SOURCE EXTRACT »
───

Any food leftover from breakfast found its way into lunch, and any leftovers from dinner were certain to be a part of breakfast the next day. Scraps became ingredients for stocks, seeds were replanted, and no morsel was ever too small not to save.
One of my earliest memories of a cookbook was from first grade. My mom gave me money for our school book sale and I remember excitedly picking out a book with a beautiful bowl of food on the front. When my mom picked me up that afternoon, I was eager to show her my purchase. She was pleased because it would teach me how to set a table, and MeMaw was excited because it would teach me more about cooking. A section in the book titled How to Be a Good Cook
provided simple advice: eat and enjoy the food you have made, and share it when you can. I still have that cookbook and it has always inspired me to write one of my own. I would have never guessed my cookbook would be about leftovers, but then again, leftovers have always been a part of my life in some way or another.
Some of the greatest Southern dishes originated from leftovers. In the South, we turn what others throw away into delicacies—hushpuppies, boudin, and gumbo all take their essence from leftovers. Whether using leftover cornmeal to make hushpuppies, every bit of a hog to make boudin, or leftover scraps of sausage, seafood, or fowl for gumbo, Southern cooks have learned to create meals using whatever ingredients are readily available. Some Southern traditions, such as red beans and rice Mondays, grew from the habit of finishing leftover pork chops, ham, or a hambone from Sunday’s dinner while the laundry was being done.

───

CHALLENGES »
a: Extract from the passage about leftovers the words from "Some of the" up to and including "was being done.".
b: According to the passage about leftovers, how did the tradition of red beans and rice Mondays come about? Answer in one to three sentences.
c: Summarize the passage about leftovers in two sentences.
The items have no connection to the passage about leftovers.

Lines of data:
───

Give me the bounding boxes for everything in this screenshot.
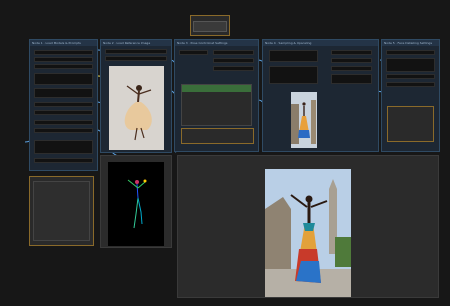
node-pose-preview[interactable]: [100, 155, 172, 248]
lora-select[interactable]: [34, 64, 93, 69]
node-load-reference[interactable]: Node 2 · Load Reference Image: [100, 39, 172, 153]
cn-start[interactable]: [213, 58, 254, 63]
cn-output-box[interactable]: [181, 128, 254, 144]
denoise[interactable]: [331, 66, 372, 71]
node-title: Node 2 · Load Reference Image: [101, 40, 171, 46]
sampler-steps[interactable]: [269, 50, 318, 62]
node-face-detailing[interactable]: Node 5 · Face Detailing Settings: [381, 39, 440, 152]
dancer-figure: [124, 85, 152, 141]
top-node-body: [193, 21, 227, 32]
node-title: Node 3 · Pose Controlnet Settings: [175, 40, 258, 46]
setting-e[interactable]: [34, 140, 93, 154]
cn-end[interactable]: [213, 66, 254, 71]
final-output-figure: [265, 179, 351, 297]
node-pose-controlnet[interactable]: Node 3 · Pose Controlnet Settings: [174, 39, 259, 152]
upload-button[interactable]: [105, 56, 167, 61]
final-output-image: [265, 169, 351, 297]
setting-d[interactable]: [34, 128, 93, 133]
preview-box-left[interactable]: [29, 176, 94, 246]
node-title: Node 5 · Face Detailing Settings: [382, 40, 439, 46]
setting-a[interactable]: [34, 102, 93, 107]
node-title: Node 1 · Load Models & Prompts: [30, 40, 97, 46]
face-model[interactable]: [386, 50, 435, 55]
cn-model-select[interactable]: [179, 50, 208, 55]
model-select[interactable]: [34, 50, 93, 55]
face-feather[interactable]: [386, 82, 435, 87]
face-denoise[interactable]: [386, 74, 435, 79]
face-output-box[interactable]: [387, 106, 434, 142]
cn-apply-header: [182, 85, 251, 92]
scheduler-b[interactable]: [331, 58, 372, 63]
setting-f[interactable]: [34, 158, 93, 163]
top-group-node[interactable]: [190, 15, 230, 36]
setting-c[interactable]: [34, 120, 93, 125]
image-select[interactable]: [105, 49, 167, 54]
sampled-preview-figure: [291, 100, 316, 144]
node-sampling[interactable]: Node 4 · Sampling & Upscaling: [262, 39, 379, 152]
sampled-preview-image: [291, 92, 317, 148]
preview-area: [33, 181, 90, 241]
sampler-cfg[interactable]: [269, 66, 318, 84]
pose-skeleton: [127, 179, 147, 229]
upscale-model[interactable]: [331, 74, 372, 84]
vae-select[interactable]: [34, 57, 93, 62]
node-load-models[interactable]: Node 1 · Load Models & Prompts: [29, 39, 98, 171]
prompt-box[interactable]: [34, 73, 93, 85]
face-guide[interactable]: [386, 58, 435, 72]
node-title: Node 4 · Sampling & Upscaling: [263, 40, 378, 46]
cn-strength[interactable]: [213, 50, 254, 55]
pose-skeleton-image: [108, 162, 164, 246]
node-final-output[interactable]: [177, 155, 439, 298]
cn-apply-group: [181, 84, 252, 126]
neg-prompt-box[interactable]: [34, 88, 93, 98]
reference-image: [109, 66, 164, 150]
scheduler-a[interactable]: [331, 50, 372, 55]
setting-b[interactable]: [34, 110, 93, 115]
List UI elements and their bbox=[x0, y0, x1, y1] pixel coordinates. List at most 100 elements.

───

EXERCISE ANSWERS »
a:
Some of the greatest Southern dishes originated from leftovers. In the South, we turn what others throw away into delicacies—hushpuppies, boudin, and gumbo all take their essence from leftovers. Whether using leftover cornmeal to make hushpuppies, every bit of a hog to make boudin, or leftover scraps of sausage, seafood, or fowl for gumbo, Southern cooks have learned to create meals using whatever ingredients are readily available. Some Southern traditions, such as red beans and rice Mondays, grew from the habit of finishing leftover pork chops, ham, or a hambone from Sunday’s dinner while the laundry was being done.

b: Red beans and rice Mondays grew from the habit of finishing leftover pork chops, ham, or a hambone from Sunday's dinner. People made the dish while the laundry was being done.

c: Leftovers and scraps were always reused in the writer's household. A cookbook bought in first grade inspired the writer to write one, which turned out to be about leftovers, and many great Southern dishes, such as hushpuppies, boudin, gumbo, and red beans and rice, grew out of cooking with leftovers and whatever ingredients were available.